[Document understanding data]
* * * * *

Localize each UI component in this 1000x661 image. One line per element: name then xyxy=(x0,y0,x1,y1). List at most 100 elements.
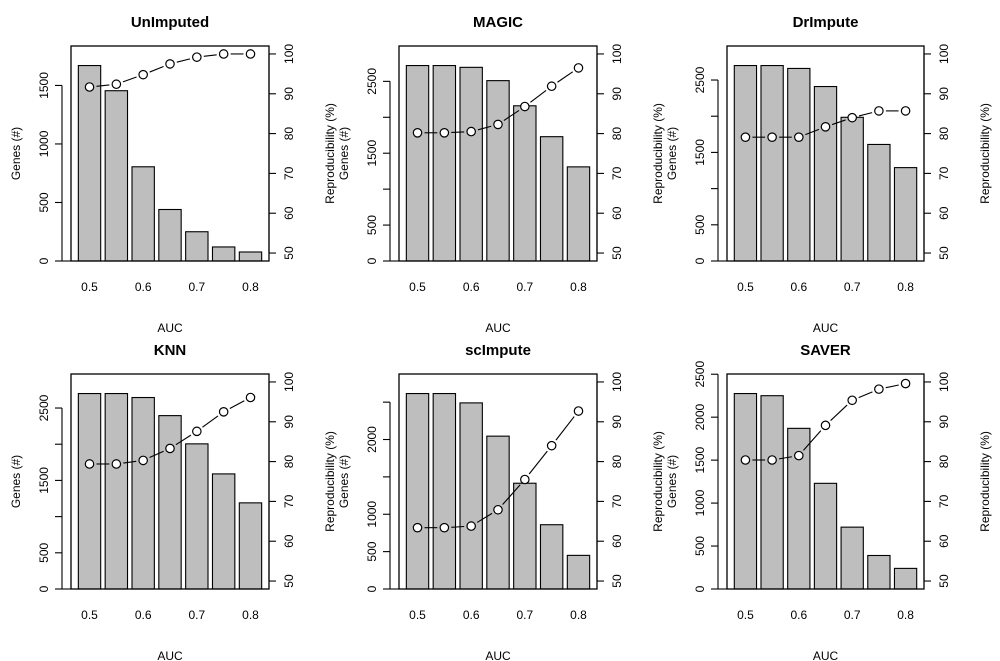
data-point xyxy=(546,81,557,92)
y2-tick-label: 50 xyxy=(610,246,624,260)
line-segment xyxy=(502,484,521,505)
x-tick-label: 0.8 xyxy=(242,608,259,622)
data-point xyxy=(900,378,911,389)
chart-panel-magic: 0 500 1500 2500 Genes (#) 50 60 70 80 90 100 Reprod… xyxy=(337,14,665,335)
y2-tick-label: 90 xyxy=(610,87,624,101)
y2-tick-label: 80 xyxy=(937,455,951,469)
bar xyxy=(840,526,864,590)
data-point xyxy=(245,49,256,59)
line-segment xyxy=(176,58,191,63)
y2-tick-label: 50 xyxy=(282,574,296,588)
y-tick-label: 500 xyxy=(37,192,51,212)
y2-tick-label: 70 xyxy=(610,166,624,180)
data-point xyxy=(245,392,256,403)
line-segment xyxy=(203,54,217,57)
data-point xyxy=(493,504,503,515)
line-segment xyxy=(858,112,873,117)
y2-tick-label: 90 xyxy=(610,415,624,429)
x-tick-label: 0.7 xyxy=(516,608,533,622)
x-tick-label: 0.6 xyxy=(790,608,807,622)
line-segment xyxy=(555,416,575,441)
x-tick-label: 0.8 xyxy=(897,280,914,294)
line-segment xyxy=(885,384,899,389)
data-point xyxy=(874,384,884,394)
line-segment xyxy=(149,66,164,73)
bar xyxy=(185,231,209,262)
x-tick-label: 0.6 xyxy=(463,280,480,294)
x-tick-label: 0.8 xyxy=(242,280,259,294)
x-tick-label: 0.5 xyxy=(409,608,426,622)
y2-tick-label: 70 xyxy=(282,494,296,508)
y2-tick-label: 70 xyxy=(937,494,951,508)
bar xyxy=(566,554,591,590)
bar xyxy=(432,64,457,262)
x-tick-label: 0.8 xyxy=(570,608,587,622)
chart-panel-knn: 0 500 1500 2500 Genes (#) 50 60 70 80 90 100 Reprod… xyxy=(9,342,337,661)
line-segment xyxy=(805,128,820,136)
line-segment xyxy=(202,415,219,428)
y2-tick-label: 90 xyxy=(282,415,296,429)
y-axis-title: Genes (#) xyxy=(337,127,351,180)
y-tick-label: 1000 xyxy=(693,489,707,516)
y-tick-label: 2500 xyxy=(37,394,51,421)
data-point xyxy=(138,455,148,466)
x-tick-label: 0.6 xyxy=(463,608,480,622)
chart-title: KNN xyxy=(154,342,187,359)
data-point xyxy=(820,420,831,431)
line-segment xyxy=(451,525,465,528)
line-segment xyxy=(858,391,873,399)
y2-tick-label: 80 xyxy=(610,455,624,469)
y2-axis-title: Reproducibility (%) xyxy=(651,103,665,204)
y2-tick-label: 50 xyxy=(937,246,951,260)
x-tick-label: 0.5 xyxy=(737,280,754,294)
y-tick-label: 1000 xyxy=(37,130,51,157)
data-point xyxy=(740,455,751,465)
y-tick-label: 2000 xyxy=(693,404,707,431)
y2-tick-label: 100 xyxy=(937,44,951,64)
y-axis-title: Genes (#) xyxy=(337,455,351,508)
data-point xyxy=(573,406,584,416)
line-segment xyxy=(229,400,245,410)
y-tick-label: 2500 xyxy=(693,66,707,93)
bar xyxy=(733,64,758,262)
bar xyxy=(104,90,129,262)
chart-title: MAGIC xyxy=(473,14,523,31)
chart-panel-drimpute: 0 500 1500 2500 Genes (#) 50 60 70 80 90 100 Reprod… xyxy=(665,14,992,335)
y2-tick-label: 50 xyxy=(610,574,624,588)
y2-tick-label: 60 xyxy=(937,206,951,220)
bar xyxy=(867,143,891,262)
x-tick-label: 0.7 xyxy=(516,280,533,294)
bar xyxy=(539,136,564,262)
x-axis-title: AUC xyxy=(157,321,183,335)
y-tick-label: 0 xyxy=(365,585,379,592)
y2-tick-label: 60 xyxy=(610,206,624,220)
bar xyxy=(131,166,155,262)
line-segment xyxy=(778,456,792,460)
chart-title: UnImputed xyxy=(131,14,209,31)
bar xyxy=(760,64,784,262)
x-tick-label: 0.7 xyxy=(188,280,205,294)
y2-axis-title: Reproducibility (%) xyxy=(651,431,665,532)
bar xyxy=(405,392,430,590)
data-point xyxy=(466,126,476,137)
y-tick-label: 500 xyxy=(693,536,707,556)
x-axis-title: AUC xyxy=(157,649,183,661)
y2-tick-label: 90 xyxy=(937,87,951,101)
y-axis-title: Genes (#) xyxy=(665,455,679,508)
bar xyxy=(539,524,564,590)
y2-tick-label: 60 xyxy=(610,534,624,548)
y-tick-label: 0 xyxy=(693,257,707,264)
y-tick-label: 2000 xyxy=(365,426,379,453)
bar xyxy=(893,167,918,262)
y-tick-label: 2500 xyxy=(693,361,707,388)
line-segment xyxy=(530,89,547,103)
data-point xyxy=(573,63,584,73)
y2-tick-label: 80 xyxy=(282,127,296,141)
chart-panel-scimpute: 0 500 1000 2000 Genes (#) 50 60 70 80 90 100 Reprod… xyxy=(337,342,665,661)
data-point xyxy=(111,79,122,90)
y2-tick-label: 80 xyxy=(937,127,951,141)
data-point xyxy=(439,522,450,533)
y-tick-label: 0 xyxy=(693,585,707,592)
y-tick-label: 1500 xyxy=(37,72,51,99)
y2-axis-title: Reproducibility (%) xyxy=(978,431,992,532)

* * * * *

# Work instructions
Lines holding the word "Reproducibility" are the answer; copy every one from the records above.

# Solution for this problem
y2-axis-title: Reproducibility (%) xyxy=(651,103,665,204)
y2-axis-title: Reproducibility (%) xyxy=(651,431,665,532)
y2-axis-title: Reproducibility (%) xyxy=(978,431,992,532)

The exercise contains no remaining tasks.